REQUIREMENTS>
Leave out the pictures and repeat every record exactly.

DATA EXTRACT>
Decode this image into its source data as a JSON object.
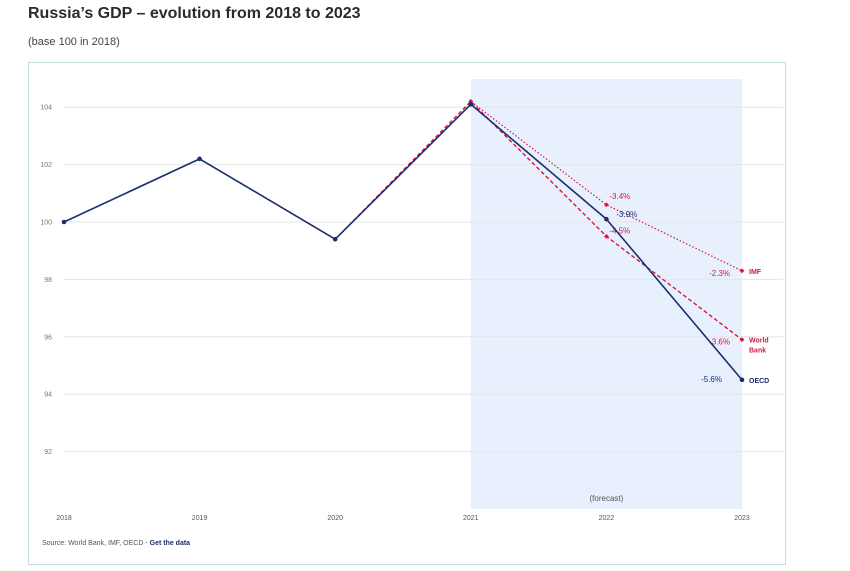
{
  "page": {
    "title": "Russia’s GDP – evolution from 2018 to 2023",
    "subtitle": "(base 100 in 2018)",
    "source_prefix": "Source: World Bank, IMF, OECD - ",
    "source_link": "Get the data"
  },
  "chart_data": {
    "type": "line",
    "title": "Russia’s GDP – evolution from 2018 to 2023",
    "subtitle": "(base 100 in 2018)",
    "x": [
      2018,
      2019,
      2020,
      2021,
      2022,
      2023
    ],
    "ylim": [
      90,
      105
    ],
    "yticks": [
      92,
      94,
      96,
      98,
      100,
      102,
      104
    ],
    "grid": true,
    "forecast_band": {
      "from": 2021,
      "to": 2023,
      "label": "(forecast)"
    },
    "colors": {
      "oecd": "#1c2e6e",
      "forecast": "#d9163e",
      "band": "#e8f0fd",
      "grid": "#e6e6e6",
      "tick": "#777777"
    },
    "series": [
      {
        "name": "OECD",
        "label": "OECD",
        "style": "solid",
        "points": [
          [
            2018,
            100
          ],
          [
            2019,
            102.2
          ],
          [
            2020,
            99.4
          ],
          [
            2021,
            104.1
          ],
          [
            2022,
            100.1
          ],
          [
            2023,
            94.5
          ]
        ],
        "annotations": [
          {
            "x": 2022,
            "text": "-3.9%"
          },
          {
            "x": 2023,
            "text": "-5.6%"
          }
        ]
      },
      {
        "name": "IMF",
        "label": "IMF",
        "style": "dotted",
        "points": [
          [
            2021,
            104.2
          ],
          [
            2022,
            100.6
          ],
          [
            2023,
            98.3
          ]
        ],
        "annotations": [
          {
            "x": 2022,
            "text": "-3.4%"
          },
          {
            "x": 2023,
            "text": "-2.3%"
          }
        ]
      },
      {
        "name": "World Bank",
        "label": "World Bank",
        "style": "dashed",
        "points": [
          [
            2020,
            99.4
          ],
          [
            2021,
            104.2
          ],
          [
            2022,
            99.5
          ],
          [
            2023,
            95.9
          ]
        ],
        "annotations": [
          {
            "x": 2022,
            "text": "-4.5%"
          },
          {
            "x": 2023,
            "text": "-3.6%"
          }
        ]
      }
    ]
  }
}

IN RESPONSE>
Decode this image into its source data as a JSON object.
{
  "page": {
    "title": "Russia’s GDP – evolution from 2018 to 2023",
    "subtitle": "(base 100 in 2018)",
    "source_prefix": "Source: World Bank, IMF, OECD - ",
    "source_link": "Get the data"
  },
  "chart_data": {
    "type": "line",
    "title": "Russia’s GDP – evolution from 2018 to 2023",
    "subtitle": "(base 100 in 2018)",
    "x": [
      2018,
      2019,
      2020,
      2021,
      2022,
      2023
    ],
    "ylim": [
      90,
      105
    ],
    "yticks": [
      92,
      94,
      96,
      98,
      100,
      102,
      104
    ],
    "grid": true,
    "forecast_band": {
      "from": 2021,
      "to": 2023,
      "label": "(forecast)"
    },
    "colors": {
      "oecd": "#1c2e6e",
      "forecast": "#d9163e",
      "band": "#e8f0fd",
      "grid": "#e6e6e6",
      "tick": "#777777"
    },
    "series": [
      {
        "name": "OECD",
        "label": "OECD",
        "style": "solid",
        "points": [
          [
            2018,
            100
          ],
          [
            2019,
            102.2
          ],
          [
            2020,
            99.4
          ],
          [
            2021,
            104.1
          ],
          [
            2022,
            100.1
          ],
          [
            2023,
            94.5
          ]
        ],
        "annotations": [
          {
            "x": 2022,
            "text": "-3.9%"
          },
          {
            "x": 2023,
            "text": "-5.6%"
          }
        ]
      },
      {
        "name": "IMF",
        "label": "IMF",
        "style": "dotted",
        "points": [
          [
            2021,
            104.2
          ],
          [
            2022,
            100.6
          ],
          [
            2023,
            98.3
          ]
        ],
        "annotations": [
          {
            "x": 2022,
            "text": "-3.4%"
          },
          {
            "x": 2023,
            "text": "-2.3%"
          }
        ]
      },
      {
        "name": "World Bank",
        "label": "World Bank",
        "style": "dashed",
        "points": [
          [
            2020,
            99.4
          ],
          [
            2021,
            104.2
          ],
          [
            2022,
            99.5
          ],
          [
            2023,
            95.9
          ]
        ],
        "annotations": [
          {
            "x": 2022,
            "text": "-4.5%"
          },
          {
            "x": 2023,
            "text": "-3.6%"
          }
        ]
      }
    ]
  }
}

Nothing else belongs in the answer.